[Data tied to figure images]
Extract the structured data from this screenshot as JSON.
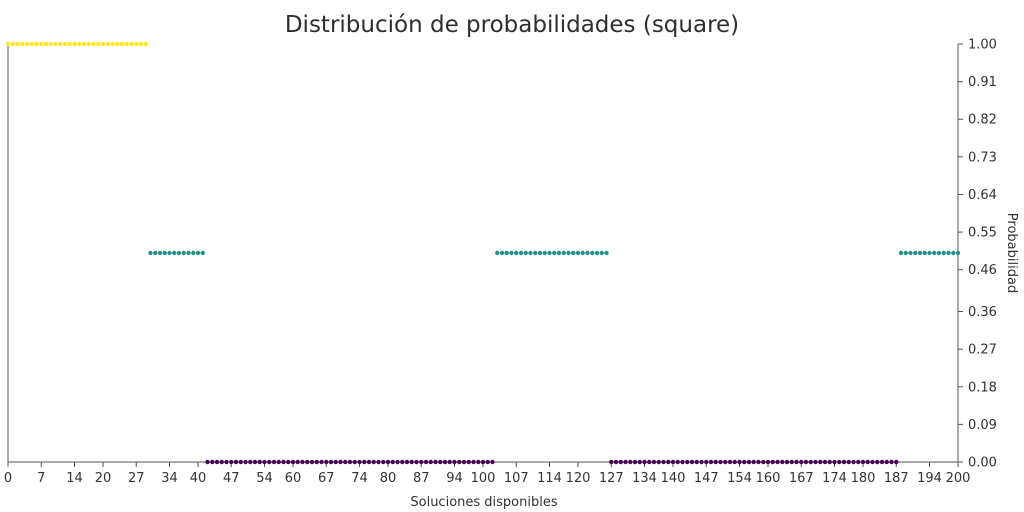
{
  "chart_data": {
    "type": "scatter",
    "title": "Distribución de probabilidades (square)",
    "xlabel": "Soluciones disponibles",
    "ylabel": "Probabilidad",
    "xlim": [
      0,
      200
    ],
    "ylim": [
      0,
      1
    ],
    "x_ticks": [
      "0",
      "7",
      "14",
      "20",
      "27",
      "34",
      "40",
      "47",
      "54",
      "60",
      "67",
      "74",
      "80",
      "87",
      "94",
      "100",
      "107",
      "114",
      "120",
      "127",
      "134",
      "140",
      "147",
      "154",
      "160",
      "167",
      "174",
      "180",
      "187",
      "194",
      "200"
    ],
    "y_ticks": [
      "0.00",
      "0.09",
      "0.18",
      "0.27",
      "0.36",
      "0.46",
      "0.55",
      "0.64",
      "0.73",
      "0.82",
      "0.91",
      "1.00"
    ],
    "y_axis_side": "right",
    "grid": false,
    "colors": {
      "high": "#fde725",
      "mid": "#21918c",
      "low": "#440154"
    },
    "segments": [
      {
        "x_start": 0,
        "x_end": 29,
        "y": 1.0,
        "color_key": "high"
      },
      {
        "x_start": 30,
        "x_end": 41,
        "y": 0.5,
        "color_key": "mid"
      },
      {
        "x_start": 42,
        "x_end": 102,
        "y": 0.0,
        "color_key": "low"
      },
      {
        "x_start": 103,
        "x_end": 126,
        "y": 0.5,
        "color_key": "mid"
      },
      {
        "x_start": 127,
        "x_end": 187,
        "y": 0.0,
        "color_key": "low"
      },
      {
        "x_start": 188,
        "x_end": 200,
        "y": 0.5,
        "color_key": "mid"
      }
    ]
  }
}
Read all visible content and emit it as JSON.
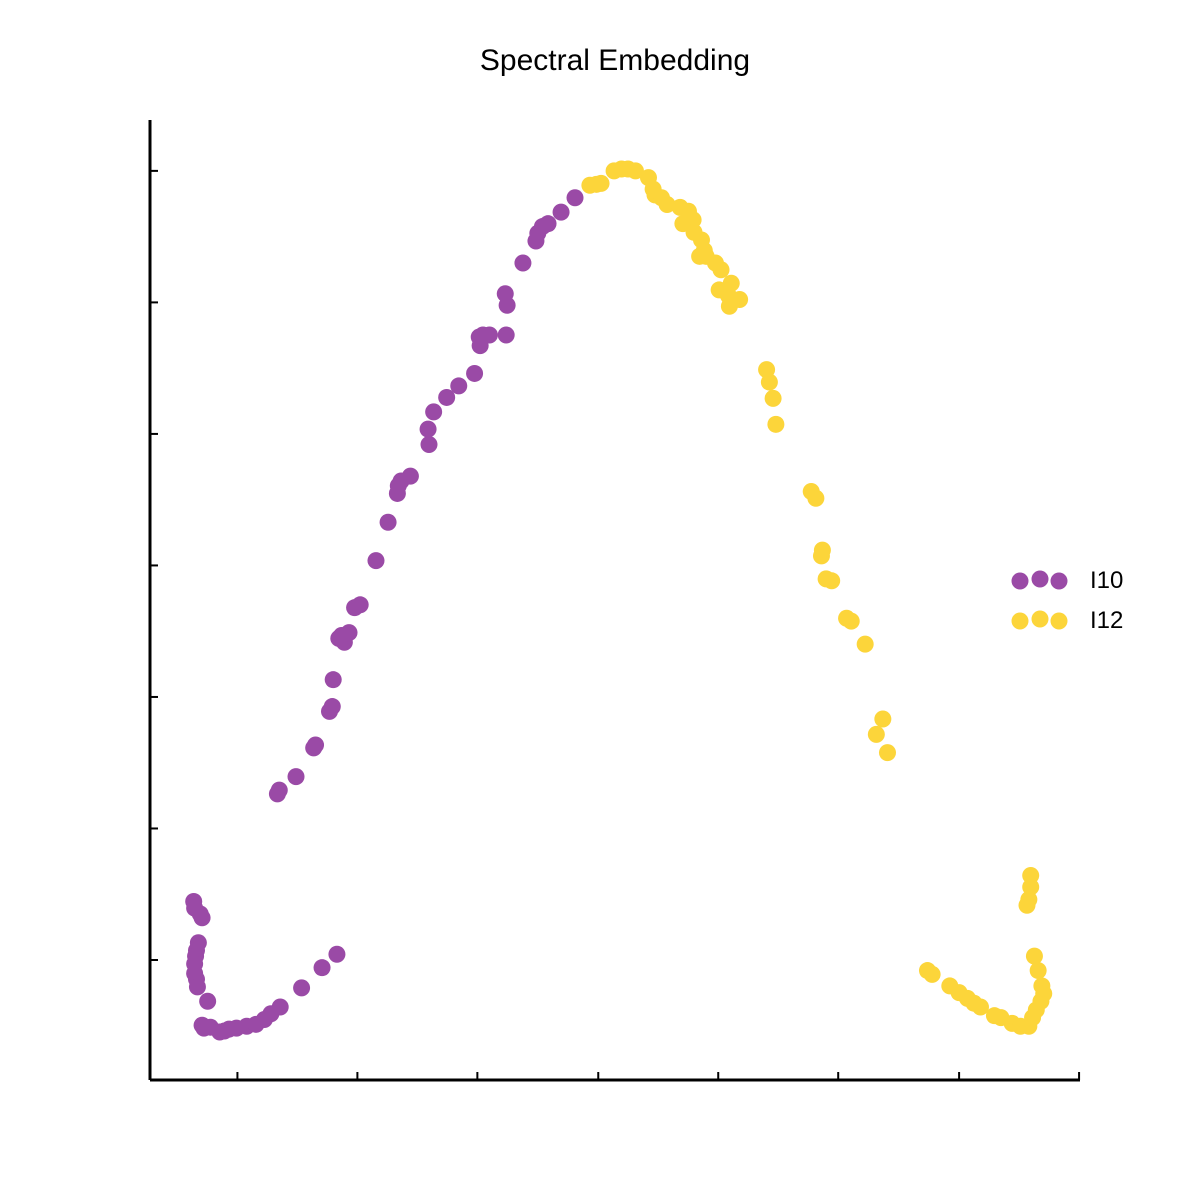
{
  "chart_data": {
    "type": "scatter",
    "title": "Spectral Embedding",
    "xlabel": "",
    "ylabel": "",
    "xlim": [
      0,
      100
    ],
    "ylim": [
      0,
      100
    ],
    "x_ticks": [
      9.4,
      22.3,
      35.2,
      48.2,
      61.1,
      74.0,
      87.0,
      99.9
    ],
    "y_ticks": [
      12.5,
      26.2,
      39.9,
      53.6,
      67.3,
      81.0,
      94.7
    ],
    "tick_labels_shown": false,
    "grid": false,
    "legend_position": "right",
    "series": [
      {
        "name": "I10",
        "color": "#9a4aa6",
        "points": [
          [
            4.8,
            17.9
          ],
          [
            4.7,
            18.6
          ],
          [
            5.6,
            16.9
          ],
          [
            5.4,
            17.3
          ],
          [
            5.2,
            14.3
          ],
          [
            5.0,
            13.5
          ],
          [
            4.9,
            12.9
          ],
          [
            4.8,
            12.1
          ],
          [
            4.8,
            11.1
          ],
          [
            5.0,
            10.5
          ],
          [
            5.1,
            9.7
          ],
          [
            6.2,
            8.2
          ],
          [
            5.8,
            5.4
          ],
          [
            5.6,
            5.7
          ],
          [
            6.5,
            5.5
          ],
          [
            7.5,
            5.0
          ],
          [
            8.0,
            5.1
          ],
          [
            8.5,
            5.3
          ],
          [
            9.3,
            5.4
          ],
          [
            10.4,
            5.6
          ],
          [
            11.4,
            5.8
          ],
          [
            12.3,
            6.3
          ],
          [
            13.0,
            6.9
          ],
          [
            14.0,
            7.6
          ],
          [
            16.3,
            9.6
          ],
          [
            18.5,
            11.7
          ],
          [
            20.1,
            13.1
          ],
          [
            13.7,
            29.8
          ],
          [
            13.9,
            30.2
          ],
          [
            15.7,
            31.6
          ],
          [
            17.6,
            34.6
          ],
          [
            17.8,
            34.9
          ],
          [
            19.3,
            38.4
          ],
          [
            19.6,
            38.9
          ],
          [
            19.7,
            41.7
          ],
          [
            20.3,
            46.0
          ],
          [
            20.9,
            45.6
          ],
          [
            21.4,
            46.6
          ],
          [
            20.6,
            46.3
          ],
          [
            22.0,
            49.2
          ],
          [
            22.6,
            49.5
          ],
          [
            24.3,
            54.1
          ],
          [
            25.6,
            58.1
          ],
          [
            26.6,
            61.1
          ],
          [
            26.7,
            61.9
          ],
          [
            27.0,
            62.4
          ],
          [
            28.0,
            62.9
          ],
          [
            30.0,
            66.2
          ],
          [
            29.9,
            67.8
          ],
          [
            30.5,
            69.6
          ],
          [
            31.9,
            71.1
          ],
          [
            33.2,
            72.3
          ],
          [
            34.9,
            73.6
          ],
          [
            35.5,
            76.5
          ],
          [
            35.4,
            77.4
          ],
          [
            35.8,
            77.6
          ],
          [
            36.5,
            77.6
          ],
          [
            38.3,
            77.6
          ],
          [
            38.4,
            80.7
          ],
          [
            38.2,
            81.9
          ],
          [
            40.1,
            85.1
          ],
          [
            41.5,
            87.4
          ],
          [
            41.7,
            88.2
          ],
          [
            42.2,
            88.9
          ],
          [
            42.8,
            89.2
          ],
          [
            44.2,
            90.4
          ],
          [
            45.7,
            91.9
          ]
        ]
      },
      {
        "name": "I12",
        "color": "#fcd53a",
        "points": [
          [
            47.3,
            93.2
          ],
          [
            48.0,
            93.3
          ],
          [
            48.5,
            93.4
          ],
          [
            49.9,
            94.7
          ],
          [
            50.7,
            94.9
          ],
          [
            51.4,
            94.9
          ],
          [
            52.2,
            94.7
          ],
          [
            53.6,
            94.0
          ],
          [
            54.1,
            92.8
          ],
          [
            54.3,
            92.2
          ],
          [
            55.0,
            91.9
          ],
          [
            55.6,
            91.2
          ],
          [
            57.0,
            90.9
          ],
          [
            57.9,
            90.5
          ],
          [
            58.4,
            89.6
          ],
          [
            57.3,
            89.2
          ],
          [
            58.5,
            88.3
          ],
          [
            59.3,
            87.5
          ],
          [
            59.6,
            86.4
          ],
          [
            59.1,
            85.8
          ],
          [
            59.8,
            85.8
          ],
          [
            60.8,
            85.1
          ],
          [
            61.4,
            84.4
          ],
          [
            62.5,
            83.0
          ],
          [
            61.2,
            82.3
          ],
          [
            62.2,
            81.7
          ],
          [
            63.4,
            81.3
          ],
          [
            62.3,
            80.6
          ],
          [
            66.3,
            74.0
          ],
          [
            66.6,
            72.7
          ],
          [
            67.0,
            71.0
          ],
          [
            67.3,
            68.3
          ],
          [
            71.1,
            61.3
          ],
          [
            71.6,
            60.6
          ],
          [
            72.3,
            55.2
          ],
          [
            72.2,
            54.6
          ],
          [
            72.7,
            52.2
          ],
          [
            73.3,
            52.0
          ],
          [
            74.9,
            48.1
          ],
          [
            75.4,
            47.8
          ],
          [
            76.9,
            45.4
          ],
          [
            78.8,
            37.6
          ],
          [
            78.1,
            36.0
          ],
          [
            79.3,
            34.1
          ],
          [
            83.6,
            11.4
          ],
          [
            84.1,
            11.0
          ],
          [
            86.0,
            9.8
          ],
          [
            87.0,
            9.1
          ],
          [
            87.9,
            8.5
          ],
          [
            88.6,
            8.0
          ],
          [
            89.3,
            7.6
          ],
          [
            90.8,
            6.7
          ],
          [
            91.5,
            6.5
          ],
          [
            92.7,
            5.9
          ],
          [
            93.6,
            5.6
          ],
          [
            94.5,
            5.6
          ],
          [
            94.9,
            6.5
          ],
          [
            95.3,
            7.3
          ],
          [
            95.8,
            8.2
          ],
          [
            96.1,
            9.0
          ],
          [
            95.9,
            9.8
          ],
          [
            95.5,
            11.4
          ],
          [
            95.1,
            12.9
          ],
          [
            94.3,
            18.2
          ],
          [
            94.5,
            18.8
          ],
          [
            94.7,
            20.1
          ],
          [
            94.7,
            21.3
          ]
        ]
      }
    ]
  }
}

**AIM OF THE TASK:** Say how many lines in this material hold "xlabel", and say nothing else.

**PROBLEM SOLUTION:** 2